Excerpts from a layout annotation set
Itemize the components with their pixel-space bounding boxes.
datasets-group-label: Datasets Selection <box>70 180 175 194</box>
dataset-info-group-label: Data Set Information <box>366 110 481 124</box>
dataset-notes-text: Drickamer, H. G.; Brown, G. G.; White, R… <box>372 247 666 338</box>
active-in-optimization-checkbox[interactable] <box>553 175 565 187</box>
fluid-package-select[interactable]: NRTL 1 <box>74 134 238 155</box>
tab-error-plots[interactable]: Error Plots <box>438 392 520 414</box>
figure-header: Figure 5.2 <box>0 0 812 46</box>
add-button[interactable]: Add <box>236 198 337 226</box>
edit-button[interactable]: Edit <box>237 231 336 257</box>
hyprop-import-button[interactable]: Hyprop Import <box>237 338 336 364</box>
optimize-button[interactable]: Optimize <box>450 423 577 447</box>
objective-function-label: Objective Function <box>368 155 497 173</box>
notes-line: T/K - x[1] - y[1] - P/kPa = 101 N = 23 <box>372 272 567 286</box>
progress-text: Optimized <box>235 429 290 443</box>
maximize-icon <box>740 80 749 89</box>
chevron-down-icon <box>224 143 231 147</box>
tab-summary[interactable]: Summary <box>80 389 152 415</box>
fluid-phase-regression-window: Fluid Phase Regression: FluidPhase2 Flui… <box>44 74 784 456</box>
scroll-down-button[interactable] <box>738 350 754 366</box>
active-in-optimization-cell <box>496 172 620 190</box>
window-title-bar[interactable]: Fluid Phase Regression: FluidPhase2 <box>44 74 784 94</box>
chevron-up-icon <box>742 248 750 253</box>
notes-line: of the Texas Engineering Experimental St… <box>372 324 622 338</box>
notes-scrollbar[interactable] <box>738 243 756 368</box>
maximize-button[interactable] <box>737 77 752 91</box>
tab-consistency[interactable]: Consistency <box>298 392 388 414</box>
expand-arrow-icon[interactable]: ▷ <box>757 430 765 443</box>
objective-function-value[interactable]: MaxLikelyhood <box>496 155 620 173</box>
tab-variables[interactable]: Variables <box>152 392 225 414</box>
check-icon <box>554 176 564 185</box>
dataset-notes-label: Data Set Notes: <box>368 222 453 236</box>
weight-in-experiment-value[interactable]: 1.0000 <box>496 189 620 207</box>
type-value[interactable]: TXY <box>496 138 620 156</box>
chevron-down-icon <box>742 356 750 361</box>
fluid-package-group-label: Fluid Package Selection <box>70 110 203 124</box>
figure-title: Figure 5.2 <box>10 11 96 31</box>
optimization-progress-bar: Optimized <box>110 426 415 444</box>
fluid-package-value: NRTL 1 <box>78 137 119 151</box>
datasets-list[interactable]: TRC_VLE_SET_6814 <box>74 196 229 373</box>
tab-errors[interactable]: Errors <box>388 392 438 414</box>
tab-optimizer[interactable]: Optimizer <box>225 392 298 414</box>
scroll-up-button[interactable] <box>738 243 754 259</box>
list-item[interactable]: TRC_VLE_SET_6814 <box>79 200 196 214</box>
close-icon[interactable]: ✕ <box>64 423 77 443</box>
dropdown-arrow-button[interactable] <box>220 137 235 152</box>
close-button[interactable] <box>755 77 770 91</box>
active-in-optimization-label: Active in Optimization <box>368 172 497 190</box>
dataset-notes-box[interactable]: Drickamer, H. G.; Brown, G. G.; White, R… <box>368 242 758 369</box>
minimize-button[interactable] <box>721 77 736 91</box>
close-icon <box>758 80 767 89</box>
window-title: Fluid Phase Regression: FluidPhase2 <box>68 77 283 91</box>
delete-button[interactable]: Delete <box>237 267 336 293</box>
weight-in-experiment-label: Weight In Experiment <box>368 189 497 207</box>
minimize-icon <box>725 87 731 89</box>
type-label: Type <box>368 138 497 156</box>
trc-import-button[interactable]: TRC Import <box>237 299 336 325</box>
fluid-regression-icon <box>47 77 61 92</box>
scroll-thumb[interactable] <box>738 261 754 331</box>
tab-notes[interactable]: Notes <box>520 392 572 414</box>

What you need to do: Rewrite the records from their first line through the line containing "fluid-package-select[interactable]: NRTL 1", changing "Data Set Information" to "Dataset Details" and leaving everything else unchanged.

Response to this exercise:
Itemize the components with their pixel-space bounding boxes.
datasets-group-label: Datasets Selection <box>70 180 175 194</box>
dataset-info-group-label: Dataset Details <box>366 110 481 124</box>
dataset-notes-text: Drickamer, H. G.; Brown, G. G.; White, R… <box>372 247 666 338</box>
active-in-optimization-checkbox[interactable] <box>553 175 565 187</box>
fluid-package-select[interactable]: NRTL 1 <box>74 134 238 155</box>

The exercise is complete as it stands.